QUOTED TEXT:
______
Where I live probably 2/3 or more of the light trucks run by landscapers or Mitsubishi and probably 95% of the smaller delivery vans too. The domestic makers haven't even bothered to compete until a year or so ago when Ford and Navistar started selling these Mexican made trucks.
A good solution for those needing a pickup from time to time is a trailer. Saw a guy with a Jetta diesel pulling a trailer full of wood. NO need for a separate low MPG vehicle. A diesel pickup about the size of a ford ranger would sell like hotcakes. OR HOW ABOUT A PLUG IN OF ANY SIZE.
I've got two Jetta 1.6 diesels and don't regard ever pulling any trailer with wood as a viable option - unless I wanted to burn them up fast. Not even on a down-hill grade. Good little cars with fantastic fuel mileage - but they've got just enough power to pull themselves along with a few people inside. Also just enough drive-train to sustain normal use and just enough brakes for the normal load. I've seen people do many things with over-loaded and/or over-stressed vehicles. You can take a 1/4 or 1/2 ton truck and put 2 tons of wood on it and get along for awhile. Doing it a few times is one thing and having the vehicle last is another.
As to small diesel pickups? There have many very good ones sold in the USA since the 80s and none ever sold well. And that was at a time when diesel fuel was substantially cheaper then regular gasoline, instead of 40 cents more per gallon. IH Scout diesel, Ford Ranger diesel, Chevy and GMC S10/S15 diesels, Chevy LUV diesel, Isuzu PUP diesel, Toyota and Nissan mini-pickup diesels, Dodge mini-Ram diesels, Volkswagen Rabbit pickups, etc. A few years ago, Jeep released a diesel SUV version again - and sales were terrible. Not quite a truck, but it DID have a small engine instead of a large V8.
______
SET TASK 1:
Answer these questions using the truck discussion:
(a) What car was seen pulling a trailer full of wood?
(b) How many Jetta 1.6 diesels does the writer of the third paragraph own?
(c) How much more per gallon is diesel fuel said to cost than regular gasoline?
The truck discussion and the listing are independent of each other.

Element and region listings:
______
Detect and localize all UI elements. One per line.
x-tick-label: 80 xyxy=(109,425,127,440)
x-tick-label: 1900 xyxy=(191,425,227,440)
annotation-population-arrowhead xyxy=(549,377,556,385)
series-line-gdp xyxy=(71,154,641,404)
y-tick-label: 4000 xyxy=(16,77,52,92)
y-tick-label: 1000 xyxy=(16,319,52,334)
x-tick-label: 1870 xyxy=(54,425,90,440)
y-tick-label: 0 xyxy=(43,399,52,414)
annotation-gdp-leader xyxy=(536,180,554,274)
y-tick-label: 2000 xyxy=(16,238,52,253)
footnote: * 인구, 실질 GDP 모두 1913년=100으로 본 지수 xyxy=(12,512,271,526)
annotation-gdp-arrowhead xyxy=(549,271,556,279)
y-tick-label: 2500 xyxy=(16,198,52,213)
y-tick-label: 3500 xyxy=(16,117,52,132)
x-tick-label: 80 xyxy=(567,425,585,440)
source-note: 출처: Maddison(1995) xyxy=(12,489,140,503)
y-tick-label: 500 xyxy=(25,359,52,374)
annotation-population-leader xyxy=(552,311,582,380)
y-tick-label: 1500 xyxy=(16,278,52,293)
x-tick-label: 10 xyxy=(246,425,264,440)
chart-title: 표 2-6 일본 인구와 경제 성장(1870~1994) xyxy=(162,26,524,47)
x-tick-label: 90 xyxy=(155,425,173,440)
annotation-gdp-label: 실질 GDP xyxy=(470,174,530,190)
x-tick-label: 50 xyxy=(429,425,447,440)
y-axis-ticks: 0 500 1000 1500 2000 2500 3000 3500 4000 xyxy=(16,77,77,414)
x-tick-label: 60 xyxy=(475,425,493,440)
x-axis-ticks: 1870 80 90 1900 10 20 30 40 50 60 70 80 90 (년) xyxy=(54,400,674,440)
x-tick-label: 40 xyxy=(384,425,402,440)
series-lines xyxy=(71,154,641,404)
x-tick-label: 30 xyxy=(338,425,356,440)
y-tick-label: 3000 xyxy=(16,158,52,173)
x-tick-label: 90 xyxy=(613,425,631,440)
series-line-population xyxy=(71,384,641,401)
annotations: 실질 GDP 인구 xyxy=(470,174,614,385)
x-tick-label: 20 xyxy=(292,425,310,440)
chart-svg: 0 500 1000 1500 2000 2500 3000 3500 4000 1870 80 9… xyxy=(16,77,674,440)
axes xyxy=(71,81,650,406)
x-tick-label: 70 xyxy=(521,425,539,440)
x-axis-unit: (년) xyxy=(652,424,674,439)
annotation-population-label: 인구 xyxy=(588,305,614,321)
______
SET TASK 2: Set down, without any change, every line of the listing from its first line down to the line containing "y-tick-label: 1500 xyxy=(16,278,52,293)", with both of those lines included.

FULL OUTPUT 1:
(a) A Jetta diesel.
(b) Two.
(c) 40 cents more per gallon.

FULL OUTPUT 2:
Detect and localize all UI elements. One per line.
x-tick-label: 80 xyxy=(109,425,127,440)
x-tick-label: 1900 xyxy=(191,425,227,440)
annotation-population-arrowhead xyxy=(549,377,556,385)
series-line-gdp xyxy=(71,154,641,404)
y-tick-label: 4000 xyxy=(16,77,52,92)
y-tick-label: 1000 xyxy=(16,319,52,334)
x-tick-label: 1870 xyxy=(54,425,90,440)
y-tick-label: 0 xyxy=(43,399,52,414)
annotation-gdp-leader xyxy=(536,180,554,274)
y-tick-label: 2000 xyxy=(16,238,52,253)
footnote: * 인구, 실질 GDP 모두 1913년=100으로 본 지수 xyxy=(12,512,271,526)
annotation-gdp-arrowhead xyxy=(549,271,556,279)
y-tick-label: 2500 xyxy=(16,198,52,213)
y-tick-label: 3500 xyxy=(16,117,52,132)
x-tick-label: 80 xyxy=(567,425,585,440)
source-note: 출처: Maddison(1995) xyxy=(12,489,140,503)
y-tick-label: 500 xyxy=(25,359,52,374)
annotation-population-leader xyxy=(552,311,582,380)
y-tick-label: 1500 xyxy=(16,278,52,293)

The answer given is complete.